## What needs to be done
Search the material below for the word "label". Copy every line that has it.

## Input data
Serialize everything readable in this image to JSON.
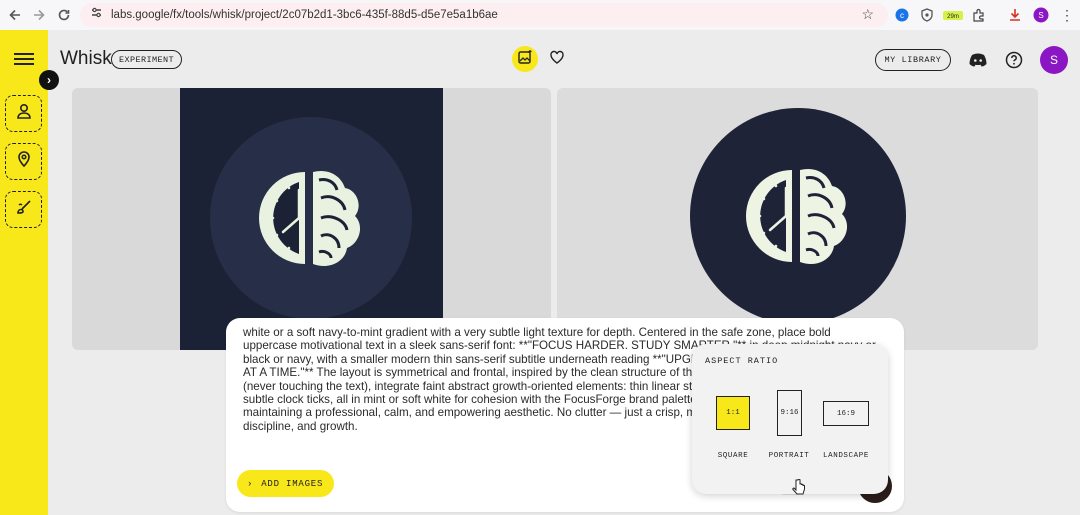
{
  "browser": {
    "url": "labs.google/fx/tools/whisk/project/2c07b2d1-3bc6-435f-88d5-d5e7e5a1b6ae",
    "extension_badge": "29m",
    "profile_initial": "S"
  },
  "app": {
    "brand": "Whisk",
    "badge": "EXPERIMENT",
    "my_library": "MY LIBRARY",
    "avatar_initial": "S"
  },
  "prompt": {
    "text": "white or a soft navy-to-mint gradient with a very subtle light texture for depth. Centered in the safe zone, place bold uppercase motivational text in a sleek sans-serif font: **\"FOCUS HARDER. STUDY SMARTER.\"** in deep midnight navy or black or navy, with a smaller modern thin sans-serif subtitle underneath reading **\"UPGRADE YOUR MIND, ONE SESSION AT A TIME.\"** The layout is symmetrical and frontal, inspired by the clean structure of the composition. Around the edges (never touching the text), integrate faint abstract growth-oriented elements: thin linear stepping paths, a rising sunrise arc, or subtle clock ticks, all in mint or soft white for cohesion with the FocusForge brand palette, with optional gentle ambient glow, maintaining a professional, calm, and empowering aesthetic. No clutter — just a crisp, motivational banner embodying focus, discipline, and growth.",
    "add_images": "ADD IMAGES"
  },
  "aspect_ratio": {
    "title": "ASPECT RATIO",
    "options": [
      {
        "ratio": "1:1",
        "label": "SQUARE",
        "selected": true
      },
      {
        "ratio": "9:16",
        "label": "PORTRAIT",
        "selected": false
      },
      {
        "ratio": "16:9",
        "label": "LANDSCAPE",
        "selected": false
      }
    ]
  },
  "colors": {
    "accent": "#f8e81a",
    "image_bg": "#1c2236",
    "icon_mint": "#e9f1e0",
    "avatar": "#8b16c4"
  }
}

## Response for this exercise
        "label": "SQUARE",
        "label": "PORTRAIT",
        "label": "LANDSCAPE",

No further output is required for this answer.